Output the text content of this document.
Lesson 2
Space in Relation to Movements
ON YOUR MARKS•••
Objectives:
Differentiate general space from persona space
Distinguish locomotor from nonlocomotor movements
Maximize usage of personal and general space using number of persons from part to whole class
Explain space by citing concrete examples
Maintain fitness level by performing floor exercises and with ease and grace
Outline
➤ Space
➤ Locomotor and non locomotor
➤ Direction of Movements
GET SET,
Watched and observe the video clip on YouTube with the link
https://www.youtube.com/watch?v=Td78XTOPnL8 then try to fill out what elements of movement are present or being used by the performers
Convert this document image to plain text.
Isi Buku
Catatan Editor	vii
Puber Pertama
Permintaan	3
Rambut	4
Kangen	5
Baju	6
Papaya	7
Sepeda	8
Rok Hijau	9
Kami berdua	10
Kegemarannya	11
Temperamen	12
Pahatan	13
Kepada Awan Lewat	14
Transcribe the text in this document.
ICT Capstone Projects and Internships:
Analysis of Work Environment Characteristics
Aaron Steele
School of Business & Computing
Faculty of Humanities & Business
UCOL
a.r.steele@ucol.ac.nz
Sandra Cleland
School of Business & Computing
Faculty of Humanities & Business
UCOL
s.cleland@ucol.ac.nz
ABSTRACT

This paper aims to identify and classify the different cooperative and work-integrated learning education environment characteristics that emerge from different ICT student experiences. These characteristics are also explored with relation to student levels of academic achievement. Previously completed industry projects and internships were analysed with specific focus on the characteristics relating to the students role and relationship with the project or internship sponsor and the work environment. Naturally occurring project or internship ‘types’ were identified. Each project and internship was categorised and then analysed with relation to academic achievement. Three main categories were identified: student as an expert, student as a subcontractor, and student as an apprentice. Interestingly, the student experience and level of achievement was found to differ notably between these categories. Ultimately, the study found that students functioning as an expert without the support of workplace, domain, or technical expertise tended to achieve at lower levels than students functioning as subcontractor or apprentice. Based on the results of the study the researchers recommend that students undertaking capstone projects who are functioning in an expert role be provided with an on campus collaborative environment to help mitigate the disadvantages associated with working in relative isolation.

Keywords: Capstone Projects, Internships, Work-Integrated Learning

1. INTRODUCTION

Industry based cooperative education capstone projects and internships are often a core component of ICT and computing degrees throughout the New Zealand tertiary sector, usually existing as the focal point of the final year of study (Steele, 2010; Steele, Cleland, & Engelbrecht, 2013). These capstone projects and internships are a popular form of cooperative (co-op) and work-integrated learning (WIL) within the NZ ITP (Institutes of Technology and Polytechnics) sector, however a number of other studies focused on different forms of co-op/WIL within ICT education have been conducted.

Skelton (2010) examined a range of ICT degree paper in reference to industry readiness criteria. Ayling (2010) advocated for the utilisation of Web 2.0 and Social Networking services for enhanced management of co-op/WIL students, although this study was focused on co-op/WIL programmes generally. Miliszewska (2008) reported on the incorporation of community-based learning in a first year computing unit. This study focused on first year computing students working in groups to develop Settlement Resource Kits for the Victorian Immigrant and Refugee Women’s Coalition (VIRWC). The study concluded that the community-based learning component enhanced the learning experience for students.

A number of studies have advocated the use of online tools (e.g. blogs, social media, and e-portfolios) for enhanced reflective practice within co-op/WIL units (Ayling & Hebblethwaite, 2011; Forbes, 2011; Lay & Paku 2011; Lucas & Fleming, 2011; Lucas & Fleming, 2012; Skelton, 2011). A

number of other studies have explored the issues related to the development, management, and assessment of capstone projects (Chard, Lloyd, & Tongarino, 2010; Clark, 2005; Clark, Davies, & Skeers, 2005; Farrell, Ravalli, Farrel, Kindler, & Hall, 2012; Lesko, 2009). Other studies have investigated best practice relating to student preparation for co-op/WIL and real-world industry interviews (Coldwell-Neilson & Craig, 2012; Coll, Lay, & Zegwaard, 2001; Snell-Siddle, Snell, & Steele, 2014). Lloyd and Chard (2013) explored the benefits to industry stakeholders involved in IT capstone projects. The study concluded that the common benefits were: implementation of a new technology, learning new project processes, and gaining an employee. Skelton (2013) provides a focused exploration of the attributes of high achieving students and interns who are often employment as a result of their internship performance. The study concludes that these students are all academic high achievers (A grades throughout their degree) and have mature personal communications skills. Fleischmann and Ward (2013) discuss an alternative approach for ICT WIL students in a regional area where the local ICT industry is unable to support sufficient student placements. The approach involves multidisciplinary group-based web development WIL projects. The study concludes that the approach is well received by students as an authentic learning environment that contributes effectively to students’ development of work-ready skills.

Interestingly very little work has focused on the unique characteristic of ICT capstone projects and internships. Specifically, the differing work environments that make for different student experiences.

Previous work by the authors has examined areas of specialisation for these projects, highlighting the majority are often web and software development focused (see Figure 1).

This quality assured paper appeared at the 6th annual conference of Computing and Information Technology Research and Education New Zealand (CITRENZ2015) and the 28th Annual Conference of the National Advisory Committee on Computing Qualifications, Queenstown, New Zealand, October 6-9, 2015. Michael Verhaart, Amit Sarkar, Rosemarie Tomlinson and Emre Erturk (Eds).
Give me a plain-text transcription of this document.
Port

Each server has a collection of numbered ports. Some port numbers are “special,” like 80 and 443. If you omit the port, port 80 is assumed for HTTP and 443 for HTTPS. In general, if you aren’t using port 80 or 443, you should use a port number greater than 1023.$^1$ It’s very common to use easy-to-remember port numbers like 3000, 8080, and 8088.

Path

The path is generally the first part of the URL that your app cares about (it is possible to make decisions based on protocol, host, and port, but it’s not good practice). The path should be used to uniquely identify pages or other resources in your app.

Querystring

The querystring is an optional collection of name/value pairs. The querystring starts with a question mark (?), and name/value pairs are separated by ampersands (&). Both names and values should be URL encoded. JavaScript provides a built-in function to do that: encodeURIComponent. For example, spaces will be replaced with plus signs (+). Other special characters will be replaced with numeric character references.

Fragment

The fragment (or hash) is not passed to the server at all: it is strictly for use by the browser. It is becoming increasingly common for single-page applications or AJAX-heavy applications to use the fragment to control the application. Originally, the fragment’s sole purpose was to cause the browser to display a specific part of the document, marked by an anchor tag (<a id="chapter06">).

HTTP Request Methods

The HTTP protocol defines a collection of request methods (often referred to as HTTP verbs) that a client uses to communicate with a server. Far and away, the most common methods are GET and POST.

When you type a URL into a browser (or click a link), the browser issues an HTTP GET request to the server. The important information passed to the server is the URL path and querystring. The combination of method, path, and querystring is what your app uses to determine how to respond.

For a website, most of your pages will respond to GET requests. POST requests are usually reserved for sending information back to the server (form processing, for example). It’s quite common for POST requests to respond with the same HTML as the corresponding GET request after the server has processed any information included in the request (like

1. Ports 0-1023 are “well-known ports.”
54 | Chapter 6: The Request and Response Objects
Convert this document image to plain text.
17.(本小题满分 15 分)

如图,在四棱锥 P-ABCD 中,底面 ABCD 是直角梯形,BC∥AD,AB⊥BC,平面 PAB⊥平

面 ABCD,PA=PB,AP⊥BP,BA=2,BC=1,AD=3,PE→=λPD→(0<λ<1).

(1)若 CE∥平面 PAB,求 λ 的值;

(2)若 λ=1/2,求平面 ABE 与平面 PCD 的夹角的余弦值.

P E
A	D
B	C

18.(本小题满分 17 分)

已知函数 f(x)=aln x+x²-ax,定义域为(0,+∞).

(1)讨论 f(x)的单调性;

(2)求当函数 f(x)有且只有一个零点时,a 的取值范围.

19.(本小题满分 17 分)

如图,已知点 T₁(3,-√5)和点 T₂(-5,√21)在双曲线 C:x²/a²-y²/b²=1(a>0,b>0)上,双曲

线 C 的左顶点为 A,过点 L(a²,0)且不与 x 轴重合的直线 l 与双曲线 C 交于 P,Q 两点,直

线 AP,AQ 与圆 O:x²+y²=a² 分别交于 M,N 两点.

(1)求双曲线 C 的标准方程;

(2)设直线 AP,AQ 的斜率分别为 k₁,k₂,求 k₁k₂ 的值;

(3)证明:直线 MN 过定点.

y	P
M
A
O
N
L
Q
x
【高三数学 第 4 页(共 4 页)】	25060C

Work instructions.
Read the entries and select each line where the word "part" is found.

Answer for the task.
Maximize usage of personal and general space using number of persons from part to whole class
The path is generally the first part of the URL that your app cares about (it is possible to make decisions based on protocol, host, and port, but it’s not good practice). The path should be used to uniquely identify pages or other resources in your app.
The fragment (or hash) is not passed to the server at all: it is strictly for use by the browser. It is becoming increasingly common for single-page applications or AJAX-heavy applications to use the fragment to control the application. Originally, the fragment’s sole purpose was to cause the browser to display a specific part of the document, marked by an anchor tag (<a id="chapter06">).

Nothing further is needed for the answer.